> **Dataset records**

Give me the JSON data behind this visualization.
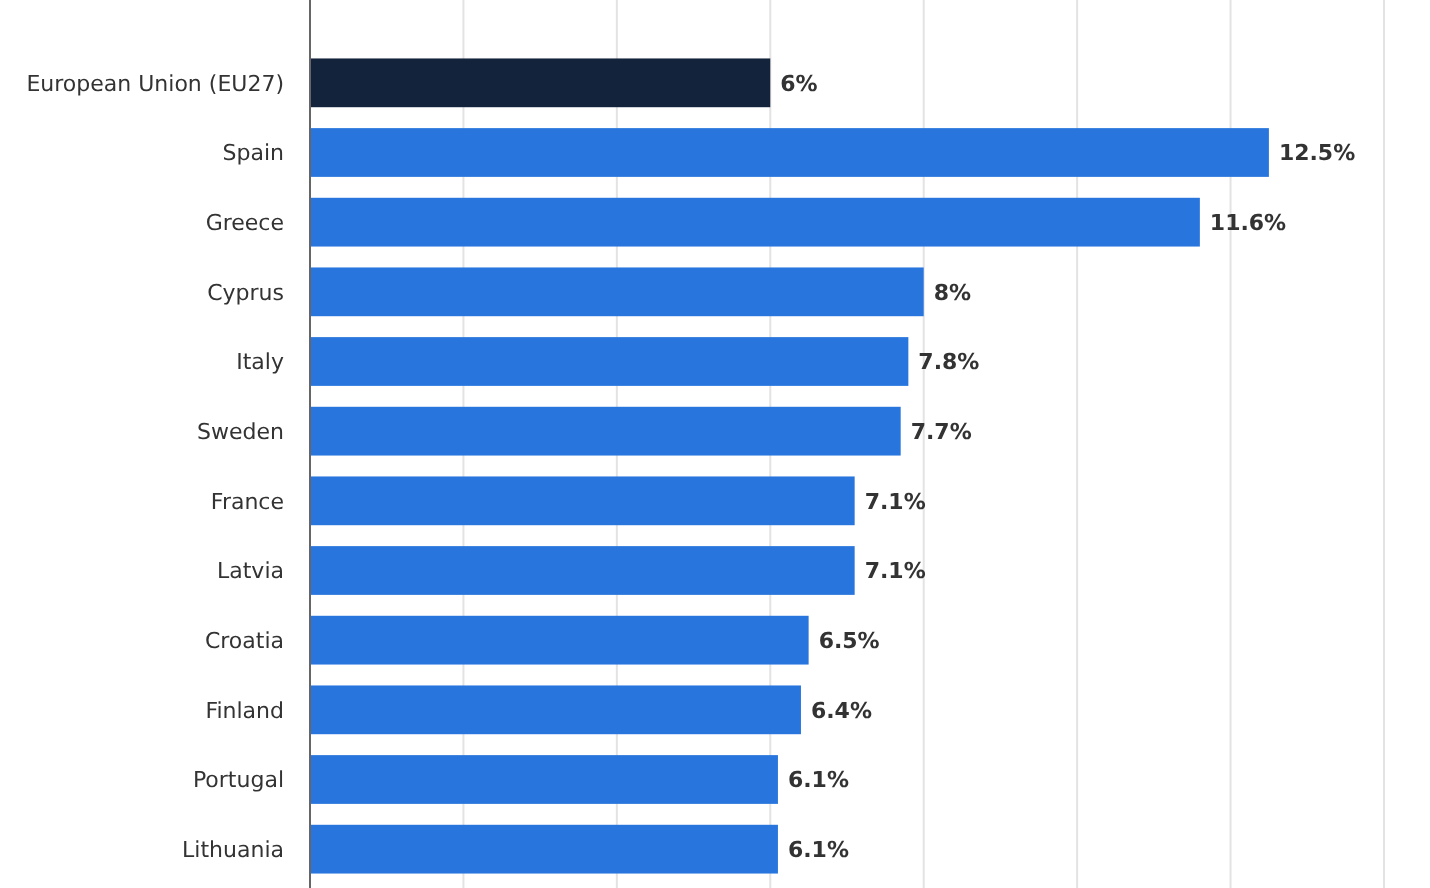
{
  "chart_data": {
    "type": "bar",
    "orientation": "horizontal",
    "categories": [
      "European Union (EU27)",
      "Spain",
      "Greece",
      "Cyprus",
      "Italy",
      "Sweden",
      "France",
      "Latvia",
      "Croatia",
      "Finland",
      "Portugal",
      "Lithuania"
    ],
    "values": [
      6,
      12.5,
      11.6,
      8,
      7.8,
      7.7,
      7.1,
      7.1,
      6.5,
      6.4,
      6.1,
      6.1
    ],
    "colors": [
      "#14233c",
      "#2876dd",
      "#2876dd",
      "#2876dd",
      "#2876dd",
      "#2876dd",
      "#2876dd",
      "#2876dd",
      "#2876dd",
      "#2876dd",
      "#2876dd",
      "#2876dd"
    ],
    "value_labels": [
      "6%",
      "12.5%",
      "11.6%",
      "8%",
      "7.8%",
      "7.7%",
      "7.1%",
      "7.1%",
      "6.5%",
      "6.4%",
      "6.1%",
      "6.1%"
    ],
    "xlim": [
      0,
      14.6
    ],
    "xticks": [
      {
        "value": 0,
        "label": null
      },
      {
        "value": 2,
        "label": null
      },
      {
        "value": 4,
        "label": null
      },
      {
        "value": 6,
        "label": null
      },
      {
        "value": 8,
        "label": null
      },
      {
        "value": 10,
        "label": null
      },
      {
        "value": 12,
        "label": null
      },
      {
        "value": 14,
        "label": null
      }
    ],
    "grid": "x",
    "tick_labels": "y"
  }
}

> **Instructions to follow**
Transcribe all of the material exactly, leaving out whatever pictures it contains.

> **Answer**
Give me the JSON data behind this visualization.
{
  "chart_data": {
    "type": "bar",
    "orientation": "horizontal",
    "categories": [
      "European Union (EU27)",
      "Spain",
      "Greece",
      "Cyprus",
      "Italy",
      "Sweden",
      "France",
      "Latvia",
      "Croatia",
      "Finland",
      "Portugal",
      "Lithuania"
    ],
    "values": [
      6,
      12.5,
      11.6,
      8,
      7.8,
      7.7,
      7.1,
      7.1,
      6.5,
      6.4,
      6.1,
      6.1
    ],
    "colors": [
      "#14233c",
      "#2876dd",
      "#2876dd",
      "#2876dd",
      "#2876dd",
      "#2876dd",
      "#2876dd",
      "#2876dd",
      "#2876dd",
      "#2876dd",
      "#2876dd",
      "#2876dd"
    ],
    "value_labels": [
      "6%",
      "12.5%",
      "11.6%",
      "8%",
      "7.8%",
      "7.7%",
      "7.1%",
      "7.1%",
      "6.5%",
      "6.4%",
      "6.1%",
      "6.1%"
    ],
    "xlim": [
      0,
      14.6
    ],
    "xticks": [
      {
        "value": 0,
        "label": null
      },
      {
        "value": 2,
        "label": null
      },
      {
        "value": 4,
        "label": null
      },
      {
        "value": 6,
        "label": null
      },
      {
        "value": 8,
        "label": null
      },
      {
        "value": 10,
        "label": null
      },
      {
        "value": 12,
        "label": null
      },
      {
        "value": 14,
        "label": null
      }
    ],
    "grid": "x",
    "tick_labels": "y"
  }
}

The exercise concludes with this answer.